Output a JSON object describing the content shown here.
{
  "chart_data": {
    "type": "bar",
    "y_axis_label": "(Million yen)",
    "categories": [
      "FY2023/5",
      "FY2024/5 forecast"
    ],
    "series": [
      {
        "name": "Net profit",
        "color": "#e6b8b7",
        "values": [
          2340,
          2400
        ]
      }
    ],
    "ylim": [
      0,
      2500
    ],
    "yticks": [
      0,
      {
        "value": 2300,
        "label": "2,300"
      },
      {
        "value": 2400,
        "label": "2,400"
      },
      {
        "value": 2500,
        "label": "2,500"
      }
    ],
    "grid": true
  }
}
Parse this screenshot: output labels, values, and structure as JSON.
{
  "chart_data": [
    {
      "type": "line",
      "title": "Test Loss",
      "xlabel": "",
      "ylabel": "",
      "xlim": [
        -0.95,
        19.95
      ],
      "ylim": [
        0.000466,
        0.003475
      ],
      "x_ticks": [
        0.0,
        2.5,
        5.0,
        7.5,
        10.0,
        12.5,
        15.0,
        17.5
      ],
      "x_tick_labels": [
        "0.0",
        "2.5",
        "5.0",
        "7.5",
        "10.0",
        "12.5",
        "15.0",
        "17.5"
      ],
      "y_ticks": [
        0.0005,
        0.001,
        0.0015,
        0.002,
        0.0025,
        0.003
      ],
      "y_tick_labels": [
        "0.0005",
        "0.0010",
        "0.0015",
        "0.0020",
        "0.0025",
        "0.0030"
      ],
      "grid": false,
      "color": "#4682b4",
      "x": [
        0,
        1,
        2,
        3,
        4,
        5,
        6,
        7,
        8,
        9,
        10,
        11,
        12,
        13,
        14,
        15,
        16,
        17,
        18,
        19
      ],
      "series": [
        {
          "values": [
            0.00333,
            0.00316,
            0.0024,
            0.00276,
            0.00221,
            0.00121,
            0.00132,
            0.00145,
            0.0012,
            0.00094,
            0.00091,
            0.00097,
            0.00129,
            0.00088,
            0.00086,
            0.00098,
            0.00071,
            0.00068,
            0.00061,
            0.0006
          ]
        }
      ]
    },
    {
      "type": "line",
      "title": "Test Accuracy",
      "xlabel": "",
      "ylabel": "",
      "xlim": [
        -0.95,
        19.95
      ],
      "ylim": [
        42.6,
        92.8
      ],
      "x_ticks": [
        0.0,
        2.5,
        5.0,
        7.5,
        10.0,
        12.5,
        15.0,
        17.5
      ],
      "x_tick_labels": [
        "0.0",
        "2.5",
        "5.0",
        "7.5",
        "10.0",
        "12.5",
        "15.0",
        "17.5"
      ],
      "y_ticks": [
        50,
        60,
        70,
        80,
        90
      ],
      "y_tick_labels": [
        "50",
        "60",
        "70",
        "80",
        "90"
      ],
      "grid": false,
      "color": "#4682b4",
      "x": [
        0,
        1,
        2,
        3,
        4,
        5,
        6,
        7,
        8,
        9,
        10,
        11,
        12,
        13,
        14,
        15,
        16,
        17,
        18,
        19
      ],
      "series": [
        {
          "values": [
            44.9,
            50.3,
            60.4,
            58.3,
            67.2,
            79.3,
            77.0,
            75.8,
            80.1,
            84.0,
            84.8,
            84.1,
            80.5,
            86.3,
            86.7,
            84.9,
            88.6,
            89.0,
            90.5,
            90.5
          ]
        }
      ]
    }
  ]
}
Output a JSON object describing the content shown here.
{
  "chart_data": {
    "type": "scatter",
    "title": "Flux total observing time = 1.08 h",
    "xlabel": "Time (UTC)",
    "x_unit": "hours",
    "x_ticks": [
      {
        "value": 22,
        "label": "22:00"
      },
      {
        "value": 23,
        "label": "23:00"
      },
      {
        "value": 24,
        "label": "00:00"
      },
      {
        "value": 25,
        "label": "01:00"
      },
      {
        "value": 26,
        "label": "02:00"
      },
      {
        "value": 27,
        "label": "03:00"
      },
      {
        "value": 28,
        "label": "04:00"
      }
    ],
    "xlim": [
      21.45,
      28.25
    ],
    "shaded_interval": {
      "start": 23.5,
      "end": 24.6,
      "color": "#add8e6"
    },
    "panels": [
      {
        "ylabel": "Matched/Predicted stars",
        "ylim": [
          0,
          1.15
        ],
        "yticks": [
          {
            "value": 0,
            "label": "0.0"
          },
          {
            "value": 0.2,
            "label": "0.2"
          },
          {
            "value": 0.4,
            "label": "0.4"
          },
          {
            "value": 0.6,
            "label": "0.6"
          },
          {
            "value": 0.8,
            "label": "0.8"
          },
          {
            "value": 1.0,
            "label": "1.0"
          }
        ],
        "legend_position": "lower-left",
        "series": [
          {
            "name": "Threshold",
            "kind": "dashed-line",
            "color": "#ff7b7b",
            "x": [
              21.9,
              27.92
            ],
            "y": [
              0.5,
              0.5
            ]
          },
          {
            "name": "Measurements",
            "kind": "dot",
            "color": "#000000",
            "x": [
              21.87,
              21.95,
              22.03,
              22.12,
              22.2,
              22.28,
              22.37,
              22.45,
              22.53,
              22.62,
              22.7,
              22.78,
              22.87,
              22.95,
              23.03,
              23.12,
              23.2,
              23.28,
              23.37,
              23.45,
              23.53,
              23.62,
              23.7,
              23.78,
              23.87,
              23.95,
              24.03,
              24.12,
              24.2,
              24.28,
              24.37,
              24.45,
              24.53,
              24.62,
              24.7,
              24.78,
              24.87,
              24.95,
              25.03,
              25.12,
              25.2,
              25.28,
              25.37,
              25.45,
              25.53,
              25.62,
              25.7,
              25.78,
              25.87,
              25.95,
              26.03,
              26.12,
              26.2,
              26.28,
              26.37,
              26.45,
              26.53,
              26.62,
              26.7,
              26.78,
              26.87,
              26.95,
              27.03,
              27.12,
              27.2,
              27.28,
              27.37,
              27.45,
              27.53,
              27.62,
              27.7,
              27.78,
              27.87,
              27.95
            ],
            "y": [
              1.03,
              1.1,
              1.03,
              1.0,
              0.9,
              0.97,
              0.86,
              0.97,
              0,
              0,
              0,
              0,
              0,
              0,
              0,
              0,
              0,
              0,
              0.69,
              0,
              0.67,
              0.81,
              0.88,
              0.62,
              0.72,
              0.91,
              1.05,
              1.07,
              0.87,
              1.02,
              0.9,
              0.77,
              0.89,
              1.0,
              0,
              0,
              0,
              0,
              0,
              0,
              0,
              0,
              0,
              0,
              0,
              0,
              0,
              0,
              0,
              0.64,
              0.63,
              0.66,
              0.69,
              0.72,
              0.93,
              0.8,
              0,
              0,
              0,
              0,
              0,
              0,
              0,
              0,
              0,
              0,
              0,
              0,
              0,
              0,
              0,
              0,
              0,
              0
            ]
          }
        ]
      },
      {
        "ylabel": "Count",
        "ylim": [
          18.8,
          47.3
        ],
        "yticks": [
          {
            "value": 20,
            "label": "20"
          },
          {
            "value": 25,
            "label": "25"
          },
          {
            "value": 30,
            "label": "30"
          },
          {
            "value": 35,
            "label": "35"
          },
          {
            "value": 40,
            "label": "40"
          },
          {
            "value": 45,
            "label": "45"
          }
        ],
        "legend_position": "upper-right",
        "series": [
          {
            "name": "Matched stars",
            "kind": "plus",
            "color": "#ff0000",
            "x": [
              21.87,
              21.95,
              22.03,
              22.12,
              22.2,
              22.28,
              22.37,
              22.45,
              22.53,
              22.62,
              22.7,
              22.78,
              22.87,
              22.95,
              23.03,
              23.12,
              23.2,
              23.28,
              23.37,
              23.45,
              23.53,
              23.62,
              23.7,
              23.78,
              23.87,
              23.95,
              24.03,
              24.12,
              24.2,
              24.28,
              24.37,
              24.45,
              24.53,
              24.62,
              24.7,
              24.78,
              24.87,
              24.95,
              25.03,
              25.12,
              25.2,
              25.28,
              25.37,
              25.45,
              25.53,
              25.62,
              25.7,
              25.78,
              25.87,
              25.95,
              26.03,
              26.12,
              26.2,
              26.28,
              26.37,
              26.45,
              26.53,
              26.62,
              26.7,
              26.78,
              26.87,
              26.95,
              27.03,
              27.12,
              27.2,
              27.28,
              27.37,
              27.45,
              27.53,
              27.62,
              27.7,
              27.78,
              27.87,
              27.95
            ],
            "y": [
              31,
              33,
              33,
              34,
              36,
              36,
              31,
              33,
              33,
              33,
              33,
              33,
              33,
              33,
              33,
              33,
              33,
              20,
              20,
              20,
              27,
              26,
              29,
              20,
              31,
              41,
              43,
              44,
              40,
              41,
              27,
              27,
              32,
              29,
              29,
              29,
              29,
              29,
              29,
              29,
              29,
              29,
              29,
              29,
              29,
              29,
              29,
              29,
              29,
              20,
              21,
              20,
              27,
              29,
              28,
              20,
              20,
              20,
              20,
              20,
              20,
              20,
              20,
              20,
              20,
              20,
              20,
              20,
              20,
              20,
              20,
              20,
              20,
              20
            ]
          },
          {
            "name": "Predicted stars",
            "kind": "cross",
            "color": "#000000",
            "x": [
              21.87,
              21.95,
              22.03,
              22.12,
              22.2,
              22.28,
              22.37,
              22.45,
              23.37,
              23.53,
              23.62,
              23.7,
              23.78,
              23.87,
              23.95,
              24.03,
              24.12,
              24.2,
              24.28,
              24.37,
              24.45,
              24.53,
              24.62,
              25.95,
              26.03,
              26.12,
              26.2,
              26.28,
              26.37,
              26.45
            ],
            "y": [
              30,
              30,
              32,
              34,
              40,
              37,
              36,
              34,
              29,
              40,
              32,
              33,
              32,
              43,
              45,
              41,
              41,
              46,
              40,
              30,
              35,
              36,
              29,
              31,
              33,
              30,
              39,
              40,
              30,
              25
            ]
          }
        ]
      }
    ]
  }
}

_ _ _ _ _

(Goal of the exercise)
Show all lines from the records above where the word "title" occurs.

(Written solution)
      "title": "Test Loss",
      "title": "Test Accuracy",
    "title": "Flux total observing time = 1.08 h",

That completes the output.